**What is needed:** Read the lines that follow and tally those with the word "Кавказскихъ"; give the number and nothing else.

──────── Record set

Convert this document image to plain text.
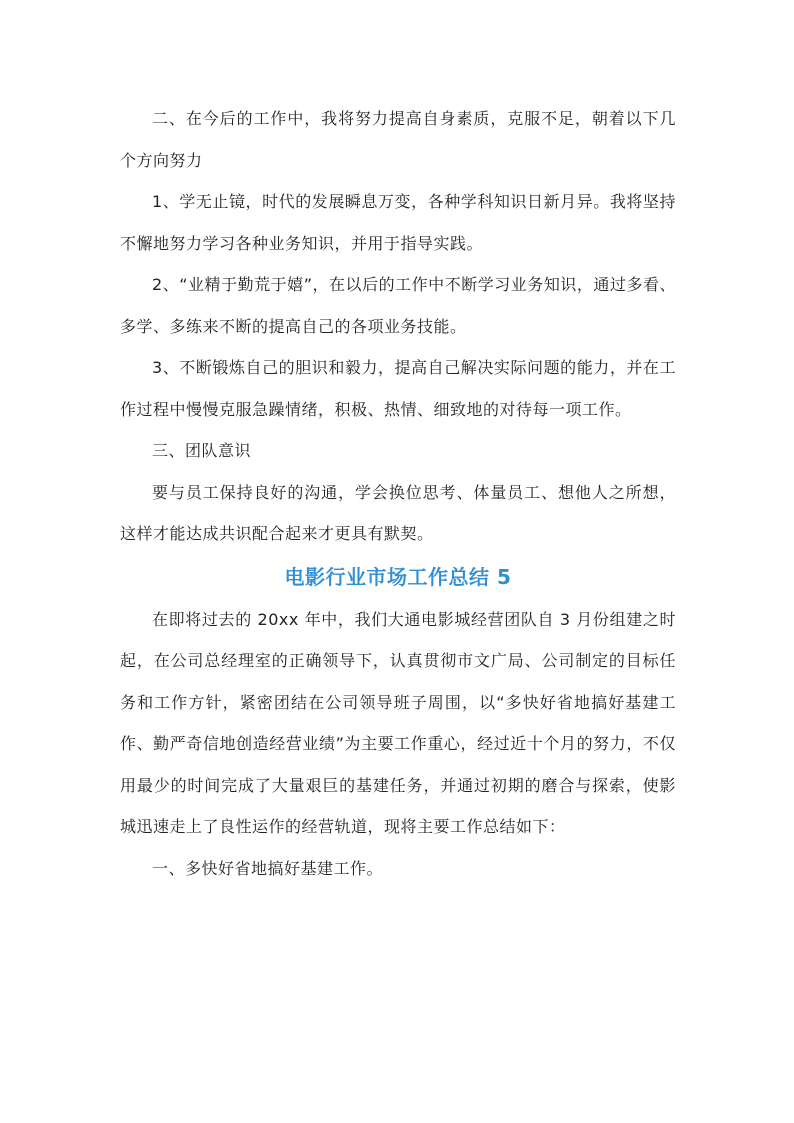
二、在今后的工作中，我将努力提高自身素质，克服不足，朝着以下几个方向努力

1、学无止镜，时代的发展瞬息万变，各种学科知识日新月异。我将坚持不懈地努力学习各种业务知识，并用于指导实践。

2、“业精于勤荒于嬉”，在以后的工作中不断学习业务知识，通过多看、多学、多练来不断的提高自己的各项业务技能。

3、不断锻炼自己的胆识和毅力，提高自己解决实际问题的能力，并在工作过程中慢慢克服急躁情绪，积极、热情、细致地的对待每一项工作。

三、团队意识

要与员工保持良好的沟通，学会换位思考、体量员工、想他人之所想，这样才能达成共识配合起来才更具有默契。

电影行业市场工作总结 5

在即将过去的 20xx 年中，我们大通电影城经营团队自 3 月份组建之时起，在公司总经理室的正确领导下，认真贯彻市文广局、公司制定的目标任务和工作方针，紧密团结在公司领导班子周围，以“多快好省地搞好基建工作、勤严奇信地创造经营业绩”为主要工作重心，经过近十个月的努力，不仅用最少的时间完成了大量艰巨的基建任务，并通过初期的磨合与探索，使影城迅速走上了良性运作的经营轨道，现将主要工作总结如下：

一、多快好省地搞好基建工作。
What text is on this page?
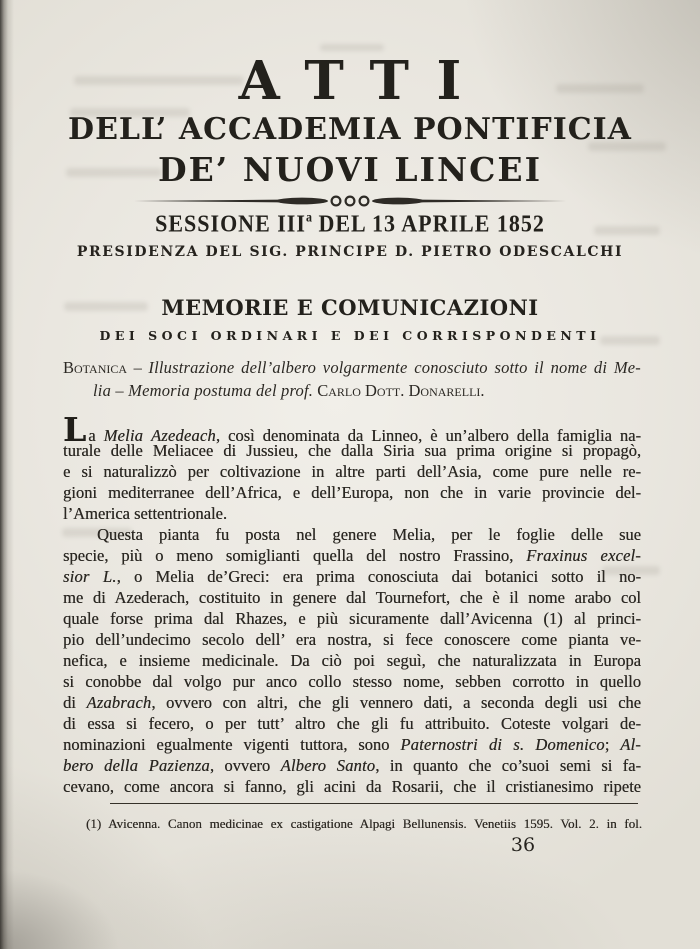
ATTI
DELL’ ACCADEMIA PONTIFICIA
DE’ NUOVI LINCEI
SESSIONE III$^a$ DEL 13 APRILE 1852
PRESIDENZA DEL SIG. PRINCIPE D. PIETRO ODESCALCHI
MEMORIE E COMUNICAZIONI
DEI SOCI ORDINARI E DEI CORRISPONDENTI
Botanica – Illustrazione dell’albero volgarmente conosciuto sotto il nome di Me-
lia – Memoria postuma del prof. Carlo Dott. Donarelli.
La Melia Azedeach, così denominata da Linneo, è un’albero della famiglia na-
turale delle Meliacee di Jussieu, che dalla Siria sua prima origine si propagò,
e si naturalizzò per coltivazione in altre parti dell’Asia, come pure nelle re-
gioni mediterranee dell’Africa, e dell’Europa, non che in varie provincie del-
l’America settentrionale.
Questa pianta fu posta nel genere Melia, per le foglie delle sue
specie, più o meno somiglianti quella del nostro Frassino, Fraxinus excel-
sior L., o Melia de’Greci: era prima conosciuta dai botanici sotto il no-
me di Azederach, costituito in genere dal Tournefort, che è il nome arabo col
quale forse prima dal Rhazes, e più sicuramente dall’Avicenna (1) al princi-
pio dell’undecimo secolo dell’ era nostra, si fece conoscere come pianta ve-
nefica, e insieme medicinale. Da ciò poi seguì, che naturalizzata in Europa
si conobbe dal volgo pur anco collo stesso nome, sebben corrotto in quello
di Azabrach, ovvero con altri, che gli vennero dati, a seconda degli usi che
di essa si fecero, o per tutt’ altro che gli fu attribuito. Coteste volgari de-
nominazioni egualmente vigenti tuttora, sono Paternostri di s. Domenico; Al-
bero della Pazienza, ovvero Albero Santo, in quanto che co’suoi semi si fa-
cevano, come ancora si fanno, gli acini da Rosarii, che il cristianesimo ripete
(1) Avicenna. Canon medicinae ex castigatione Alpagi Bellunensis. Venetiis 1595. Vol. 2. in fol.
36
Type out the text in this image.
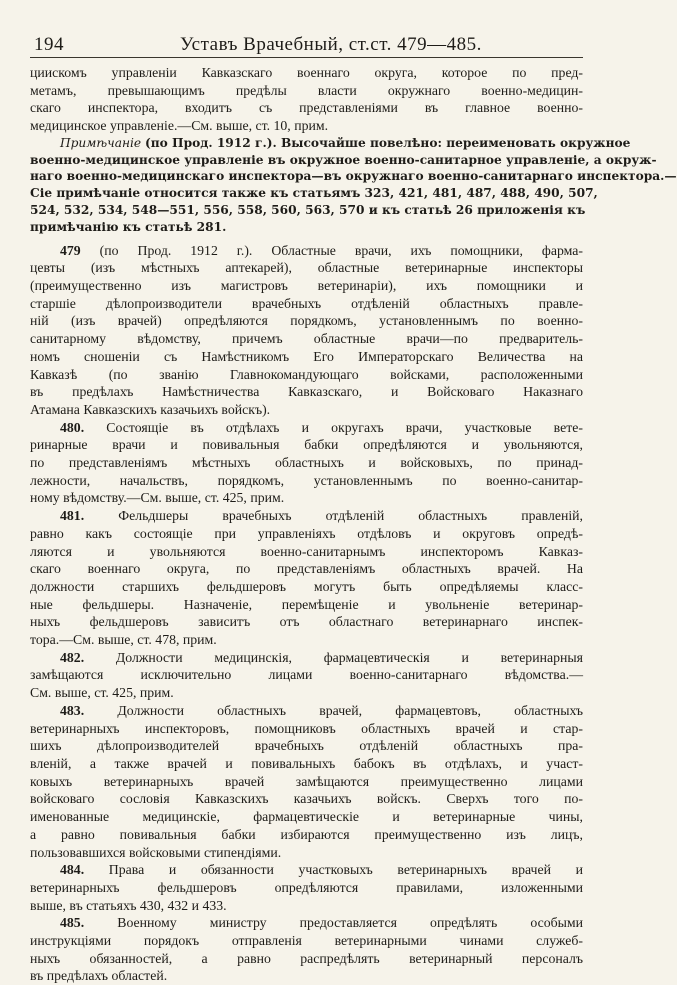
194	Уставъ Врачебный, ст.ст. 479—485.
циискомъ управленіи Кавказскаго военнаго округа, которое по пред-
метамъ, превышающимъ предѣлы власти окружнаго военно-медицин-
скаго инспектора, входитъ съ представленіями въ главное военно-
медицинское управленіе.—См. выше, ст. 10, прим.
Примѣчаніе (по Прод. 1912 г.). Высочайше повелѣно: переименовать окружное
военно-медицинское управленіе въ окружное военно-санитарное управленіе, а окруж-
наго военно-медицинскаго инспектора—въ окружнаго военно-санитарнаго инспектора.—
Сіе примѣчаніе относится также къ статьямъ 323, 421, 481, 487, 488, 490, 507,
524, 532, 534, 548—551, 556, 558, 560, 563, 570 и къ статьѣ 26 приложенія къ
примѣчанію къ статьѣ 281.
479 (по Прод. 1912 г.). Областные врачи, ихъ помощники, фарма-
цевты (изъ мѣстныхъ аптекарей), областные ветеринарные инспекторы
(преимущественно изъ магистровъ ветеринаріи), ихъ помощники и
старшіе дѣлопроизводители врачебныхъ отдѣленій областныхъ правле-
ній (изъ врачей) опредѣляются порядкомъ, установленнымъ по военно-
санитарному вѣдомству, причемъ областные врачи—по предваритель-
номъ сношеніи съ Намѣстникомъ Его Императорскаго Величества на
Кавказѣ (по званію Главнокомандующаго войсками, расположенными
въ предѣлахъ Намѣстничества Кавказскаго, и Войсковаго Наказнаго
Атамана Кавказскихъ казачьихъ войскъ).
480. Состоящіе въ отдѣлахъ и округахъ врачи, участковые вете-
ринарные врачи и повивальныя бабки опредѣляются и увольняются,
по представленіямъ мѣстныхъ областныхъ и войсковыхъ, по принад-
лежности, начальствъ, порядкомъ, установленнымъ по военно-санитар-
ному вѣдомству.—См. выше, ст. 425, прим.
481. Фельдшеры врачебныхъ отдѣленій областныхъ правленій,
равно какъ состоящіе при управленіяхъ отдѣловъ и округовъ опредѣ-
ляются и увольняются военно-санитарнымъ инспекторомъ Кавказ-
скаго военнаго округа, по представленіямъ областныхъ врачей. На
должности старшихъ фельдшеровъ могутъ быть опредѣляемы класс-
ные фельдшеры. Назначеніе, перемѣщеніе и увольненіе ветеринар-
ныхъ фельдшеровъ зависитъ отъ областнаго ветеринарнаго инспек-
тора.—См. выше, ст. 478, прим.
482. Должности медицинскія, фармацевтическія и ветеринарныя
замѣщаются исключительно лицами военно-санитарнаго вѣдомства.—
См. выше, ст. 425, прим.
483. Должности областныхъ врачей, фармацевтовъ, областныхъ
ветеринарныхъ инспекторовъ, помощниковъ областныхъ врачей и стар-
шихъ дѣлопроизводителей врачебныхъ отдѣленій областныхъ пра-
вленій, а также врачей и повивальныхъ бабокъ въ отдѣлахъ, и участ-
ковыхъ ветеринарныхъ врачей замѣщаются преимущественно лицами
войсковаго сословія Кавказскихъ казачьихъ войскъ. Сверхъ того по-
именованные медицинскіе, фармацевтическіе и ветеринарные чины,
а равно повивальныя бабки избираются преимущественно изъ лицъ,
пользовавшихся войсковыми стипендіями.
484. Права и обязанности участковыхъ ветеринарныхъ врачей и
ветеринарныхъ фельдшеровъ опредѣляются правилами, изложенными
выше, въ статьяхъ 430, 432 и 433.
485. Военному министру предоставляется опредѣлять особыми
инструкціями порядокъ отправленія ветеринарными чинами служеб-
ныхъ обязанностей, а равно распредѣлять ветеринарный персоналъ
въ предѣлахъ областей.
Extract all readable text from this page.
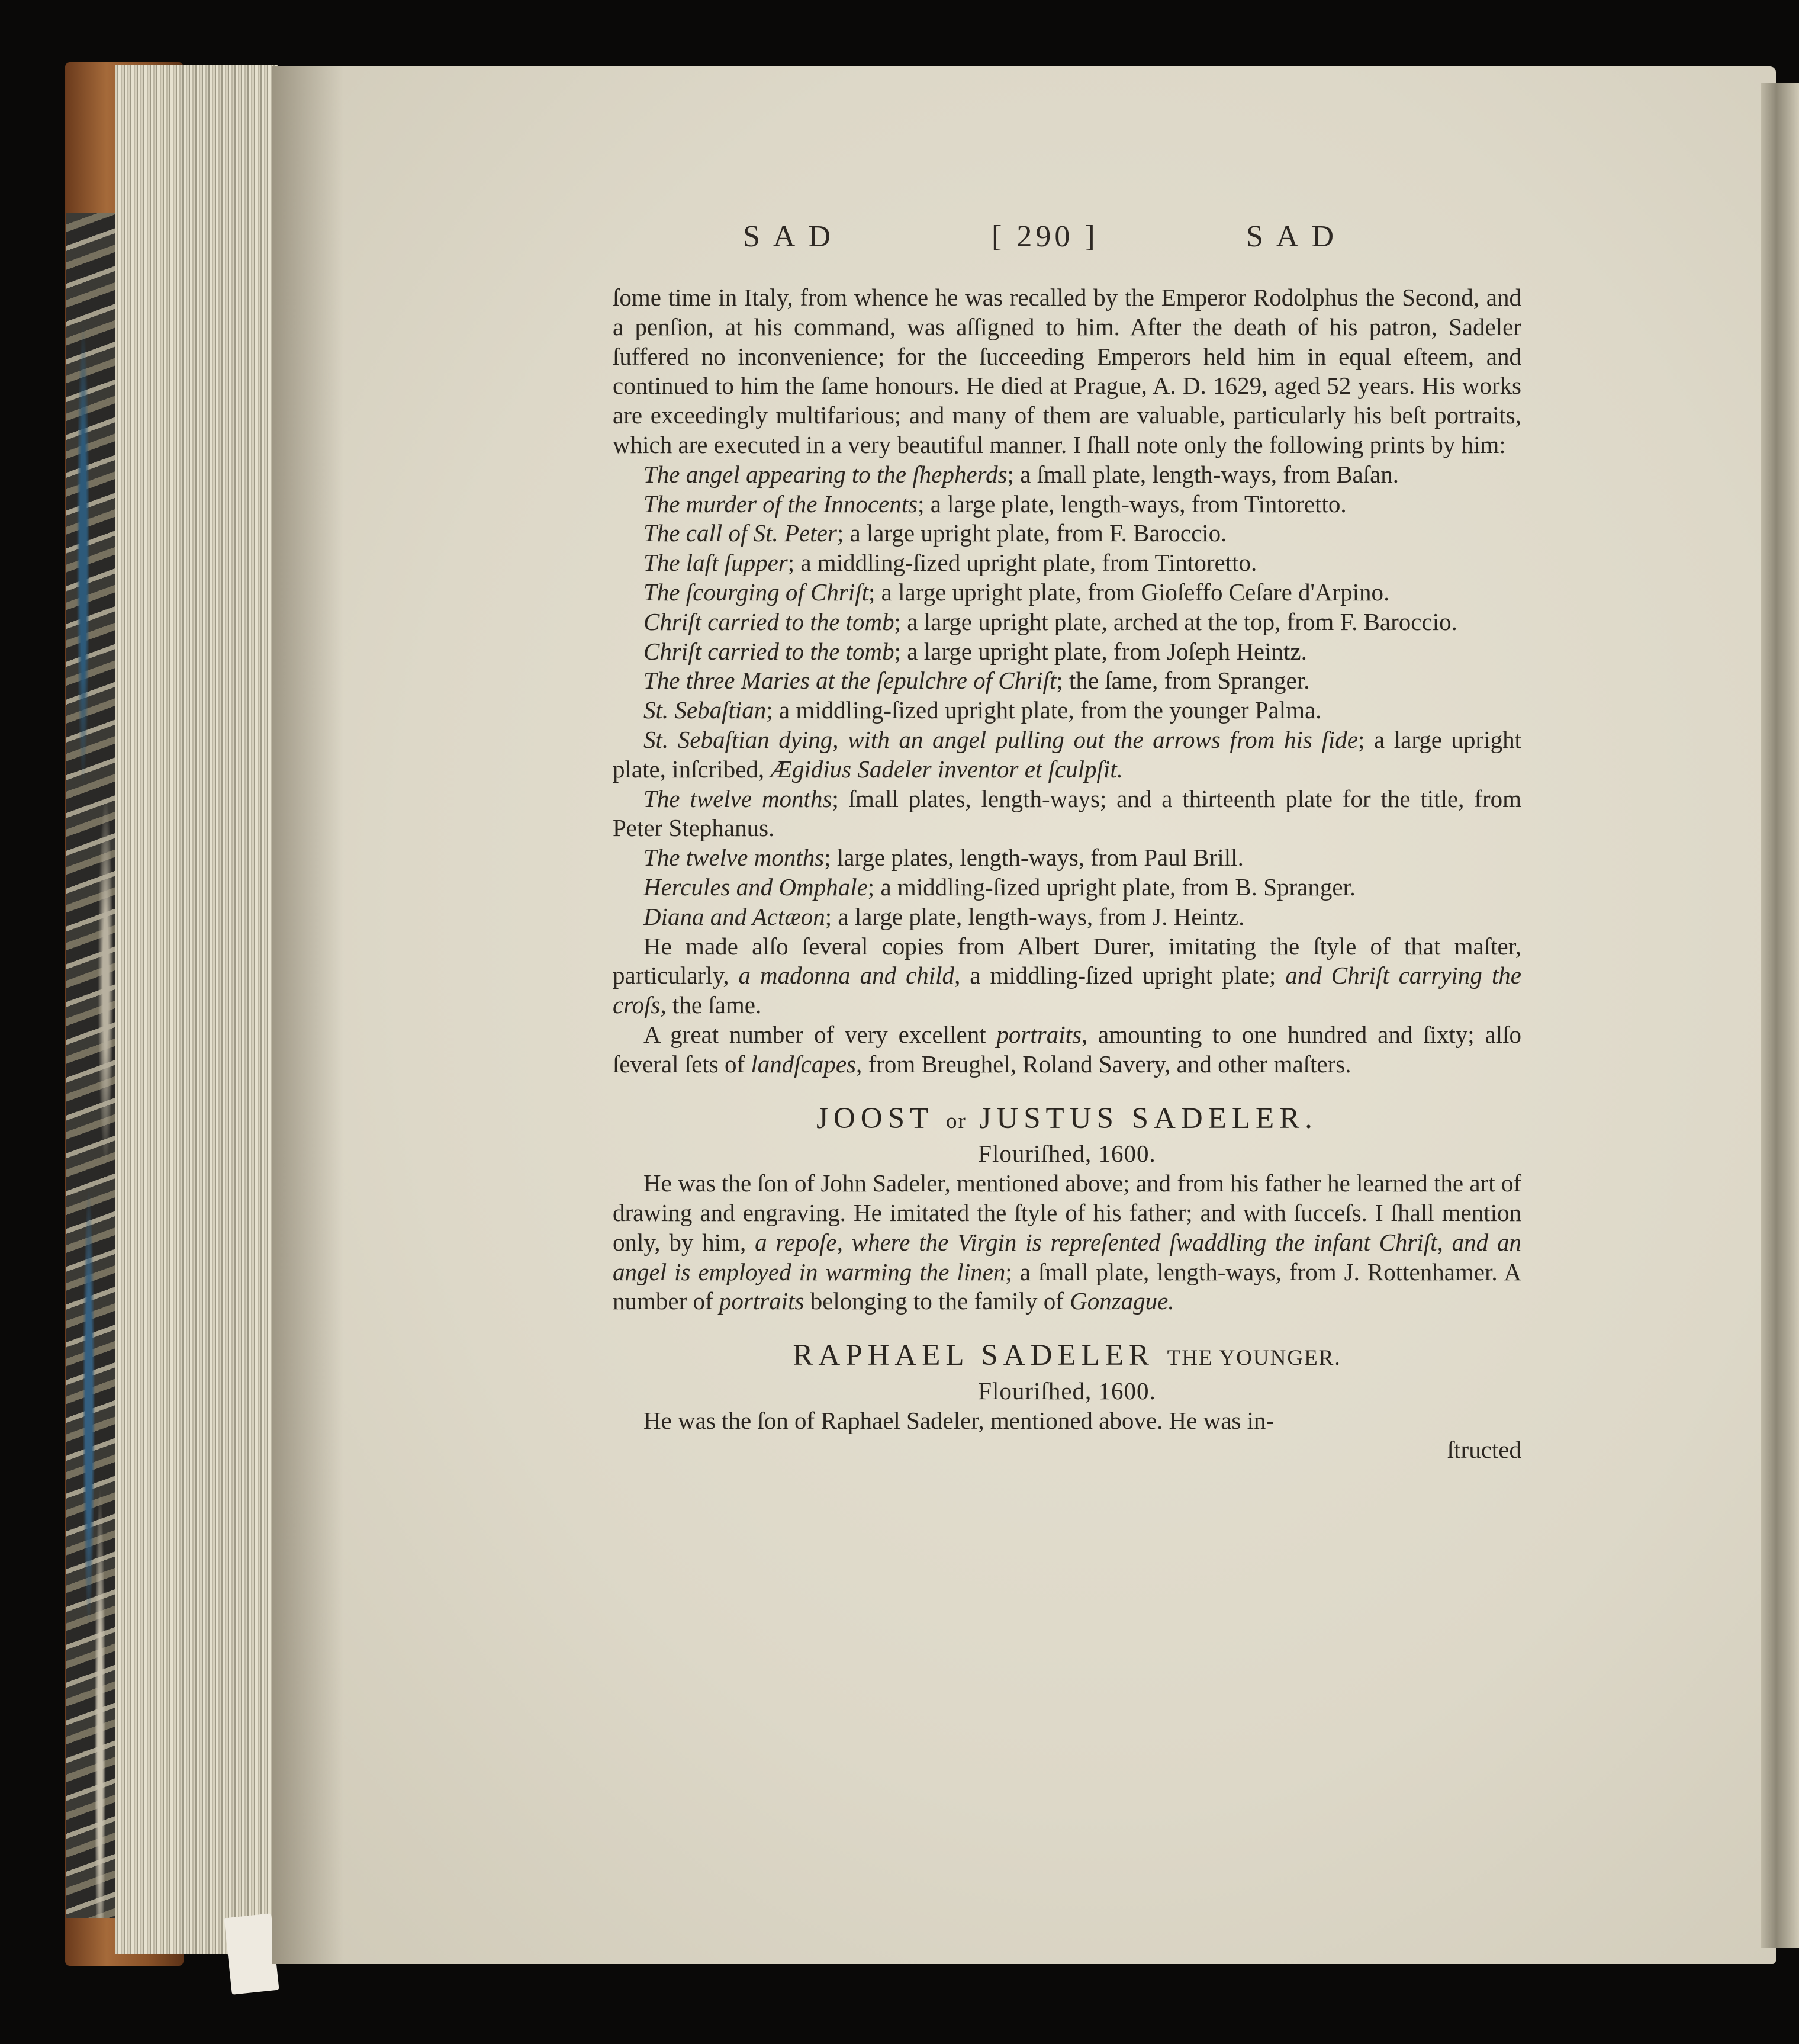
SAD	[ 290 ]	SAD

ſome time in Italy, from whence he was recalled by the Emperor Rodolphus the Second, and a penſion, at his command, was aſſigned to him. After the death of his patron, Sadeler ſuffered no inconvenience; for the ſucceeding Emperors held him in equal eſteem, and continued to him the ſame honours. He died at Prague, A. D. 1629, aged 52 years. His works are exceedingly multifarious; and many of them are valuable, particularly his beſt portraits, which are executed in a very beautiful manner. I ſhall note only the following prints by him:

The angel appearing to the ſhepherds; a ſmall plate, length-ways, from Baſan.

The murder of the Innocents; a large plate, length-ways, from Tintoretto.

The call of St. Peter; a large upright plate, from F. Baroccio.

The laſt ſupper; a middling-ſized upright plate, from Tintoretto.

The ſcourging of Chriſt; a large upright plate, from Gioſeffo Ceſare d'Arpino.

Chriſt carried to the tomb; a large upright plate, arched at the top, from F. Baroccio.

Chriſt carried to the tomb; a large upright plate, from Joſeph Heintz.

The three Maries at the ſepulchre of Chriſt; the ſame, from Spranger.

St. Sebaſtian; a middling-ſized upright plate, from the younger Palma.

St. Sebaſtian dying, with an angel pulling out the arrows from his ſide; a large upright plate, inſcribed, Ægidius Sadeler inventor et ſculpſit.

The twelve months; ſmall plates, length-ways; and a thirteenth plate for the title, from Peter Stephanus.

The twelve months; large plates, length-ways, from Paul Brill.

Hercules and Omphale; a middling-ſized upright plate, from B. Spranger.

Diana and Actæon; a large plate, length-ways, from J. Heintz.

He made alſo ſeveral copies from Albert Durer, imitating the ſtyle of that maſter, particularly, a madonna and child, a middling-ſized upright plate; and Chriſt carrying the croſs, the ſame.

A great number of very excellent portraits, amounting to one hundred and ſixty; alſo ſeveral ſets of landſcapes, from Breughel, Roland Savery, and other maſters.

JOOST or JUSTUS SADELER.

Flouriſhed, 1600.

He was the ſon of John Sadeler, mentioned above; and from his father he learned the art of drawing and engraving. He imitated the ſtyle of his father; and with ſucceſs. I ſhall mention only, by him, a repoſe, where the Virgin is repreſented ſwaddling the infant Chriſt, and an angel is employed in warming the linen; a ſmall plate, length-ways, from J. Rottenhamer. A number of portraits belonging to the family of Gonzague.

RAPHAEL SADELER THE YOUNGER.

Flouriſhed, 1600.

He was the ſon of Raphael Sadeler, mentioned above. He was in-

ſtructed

────────────────

**Final result:** 2